▸ Goal 1
According to the NNexus::Index::Dispatcher documentation, what actions does an indexing step with index_step perform? List them.
▸ Goal 2
Reproduce the passage of the NNexus::Index::Dispatcher documentation from "The NNexus::Dispatcher class" to "for database interactions." without changes.

▸ Given text
-- Start --

NAME

NNexus::Index::Dispatcher - High-level dispatcher to the correct domain indexer classes.

SYNOPSIS

use NNexus::Index::Dispatcher; my $dispatcher = NNexus::Index::Dispatcher->new(db=>$db,domain=>$domain,verbosity=>0|1); my $invalidated_URLs = $dispatcher->index_step(%options); while (my $payload = $dispatcher->index_step ) { push @$invalidated_URLs, @{$payload}; }

DESCRIPTION

The NNexus::Dispatcher class provides a comprehensive high-level API for indexing web domains.

It requires that each $domain has its own NNexus::Index::$domain indexer plug-in, that follows a ucfirst(lc($domain)) naming convention.

Additionally, NNexus::Index::Dispatcher computes the concept diffs when re-indexing, an already visited page and updates the database as needed. Lastly, the return value of an indexing step is a list of suggested URLs to be relinked, a process called "invalidation" in previous NNexus releases.

METHODS

my $dispatcher = NNexus::Index::Dispatcher->new(domain=>$domain,db=>$db,$verbosity=>0|1, start=>$url, dom=>$dom);

The object constructor prepares a domain crawler object ( NNexus::Index::ucfirst(lc($domain)) ) and requires a NNexus::DB object, $db, for database interactions.

The returned dispatcher object can be used to iteratively index the domain, via the index_step method.

The method accepts the following options: - start - the initial URL, required for first invocation - dom - optional, provides a Mojo::DOM object for the current URL instead of performing an HTTP GET to retrieve it. - verbosity - 0 for quiet, 1 for detailed progress messages

my $invalidated_URLs = $dispatcher->index_step(%options);

Performs an indexing step by: - dispatches a crawl request to the domain indexer - computes a diff over the previously and currently indexed concepts for the given object/URL - updates the Database tables - Computes and returns an impact graph of previously linked objects (aka "invalidation")

Accepts no options, all customization is to be achieved through the "new" constructor.

AUTHOR

Deyan Ginev <d.ginev@jacobs-university.de>

COPYRIGHT

Research software, produced as part of work done by the KWARC group at Jacobs University Bremen. Released under the The MIT License (MIT)

-- End --

▸ Record list
-- Start --

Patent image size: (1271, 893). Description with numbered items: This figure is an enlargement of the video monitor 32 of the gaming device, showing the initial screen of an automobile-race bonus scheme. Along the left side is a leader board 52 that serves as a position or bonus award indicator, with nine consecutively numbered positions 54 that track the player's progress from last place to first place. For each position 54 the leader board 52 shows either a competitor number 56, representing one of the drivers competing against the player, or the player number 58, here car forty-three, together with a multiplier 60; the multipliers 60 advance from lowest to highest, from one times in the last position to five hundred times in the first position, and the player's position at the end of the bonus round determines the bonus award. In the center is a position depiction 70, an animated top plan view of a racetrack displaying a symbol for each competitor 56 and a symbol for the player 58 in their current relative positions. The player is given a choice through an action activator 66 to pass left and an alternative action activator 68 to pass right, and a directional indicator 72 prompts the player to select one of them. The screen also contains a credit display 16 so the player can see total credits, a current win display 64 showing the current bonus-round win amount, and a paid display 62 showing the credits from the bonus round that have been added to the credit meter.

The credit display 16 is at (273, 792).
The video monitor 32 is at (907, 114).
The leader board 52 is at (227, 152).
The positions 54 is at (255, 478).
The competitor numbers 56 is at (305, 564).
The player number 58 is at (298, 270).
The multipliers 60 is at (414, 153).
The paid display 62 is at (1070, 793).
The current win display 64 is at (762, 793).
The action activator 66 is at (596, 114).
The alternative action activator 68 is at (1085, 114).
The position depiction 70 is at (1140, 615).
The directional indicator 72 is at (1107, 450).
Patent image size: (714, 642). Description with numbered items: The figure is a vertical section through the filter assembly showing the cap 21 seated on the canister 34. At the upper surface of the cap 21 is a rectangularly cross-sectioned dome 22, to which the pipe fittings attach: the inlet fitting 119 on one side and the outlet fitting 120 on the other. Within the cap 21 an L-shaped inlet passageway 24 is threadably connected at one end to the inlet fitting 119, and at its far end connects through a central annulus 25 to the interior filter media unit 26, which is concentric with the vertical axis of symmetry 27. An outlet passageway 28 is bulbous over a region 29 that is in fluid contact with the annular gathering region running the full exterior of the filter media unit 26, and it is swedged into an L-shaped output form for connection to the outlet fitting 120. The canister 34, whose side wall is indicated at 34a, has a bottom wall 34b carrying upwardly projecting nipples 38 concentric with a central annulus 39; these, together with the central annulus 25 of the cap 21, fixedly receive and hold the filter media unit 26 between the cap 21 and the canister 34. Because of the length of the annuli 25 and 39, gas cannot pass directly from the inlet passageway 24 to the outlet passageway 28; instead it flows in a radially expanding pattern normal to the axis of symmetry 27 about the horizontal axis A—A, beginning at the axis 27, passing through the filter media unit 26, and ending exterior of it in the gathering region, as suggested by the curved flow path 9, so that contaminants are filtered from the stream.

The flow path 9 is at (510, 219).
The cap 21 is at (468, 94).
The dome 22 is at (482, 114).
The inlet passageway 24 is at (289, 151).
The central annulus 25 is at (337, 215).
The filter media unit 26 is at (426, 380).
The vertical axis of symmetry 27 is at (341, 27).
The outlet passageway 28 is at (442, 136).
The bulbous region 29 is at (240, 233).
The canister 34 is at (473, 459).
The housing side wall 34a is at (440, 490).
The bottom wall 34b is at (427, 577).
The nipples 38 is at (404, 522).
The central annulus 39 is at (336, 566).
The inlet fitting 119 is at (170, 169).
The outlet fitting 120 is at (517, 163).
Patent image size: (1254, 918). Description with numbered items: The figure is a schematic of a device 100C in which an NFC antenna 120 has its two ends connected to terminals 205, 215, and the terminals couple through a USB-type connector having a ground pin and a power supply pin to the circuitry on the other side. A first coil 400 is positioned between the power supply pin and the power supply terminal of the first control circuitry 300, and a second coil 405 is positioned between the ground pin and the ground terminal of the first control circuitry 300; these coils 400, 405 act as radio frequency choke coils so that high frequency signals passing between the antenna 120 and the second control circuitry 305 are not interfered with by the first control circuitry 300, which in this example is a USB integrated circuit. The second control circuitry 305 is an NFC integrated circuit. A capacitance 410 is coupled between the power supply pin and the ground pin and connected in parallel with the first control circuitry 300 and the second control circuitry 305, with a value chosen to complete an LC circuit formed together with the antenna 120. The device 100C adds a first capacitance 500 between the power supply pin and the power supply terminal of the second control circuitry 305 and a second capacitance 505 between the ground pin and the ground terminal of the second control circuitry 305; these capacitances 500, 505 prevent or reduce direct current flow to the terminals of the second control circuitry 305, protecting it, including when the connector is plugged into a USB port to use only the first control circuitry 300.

-- End --

▸ Task solution 1
- Dispatches a crawl request to the domain indexer
- Computes a diff over the previously and currently indexed concepts for the given object/URL
- Updates the Database tables
- Computes and returns an impact graph of previously linked objects (aka "invalidation")

▸ Task solution 2
The NNexus::Dispatcher class provides a comprehensive high-level API for indexing web domains.

It requires that each $domain has its own NNexus::Index::$domain indexer plug-in, that follows a ucfirst(lc($domain)) naming convention.

Additionally, NNexus::Index::Dispatcher computes the concept diffs when re-indexing, an already visited page and updates the database as needed. Lastly, the return value of an indexing step is a list of suggested URLs to be relinked, a process called "invalidation" in previous NNexus releases.

METHODS

my $dispatcher = NNexus::Index::Dispatcher->new(domain=>$domain,db=>$db,$verbosity=>0|1, start=>$url, dom=>$dom);

The object constructor prepares a domain crawler object ( NNexus::Index::ucfirst(lc($domain)) ) and requires a NNexus::DB object, $db, for database interactions.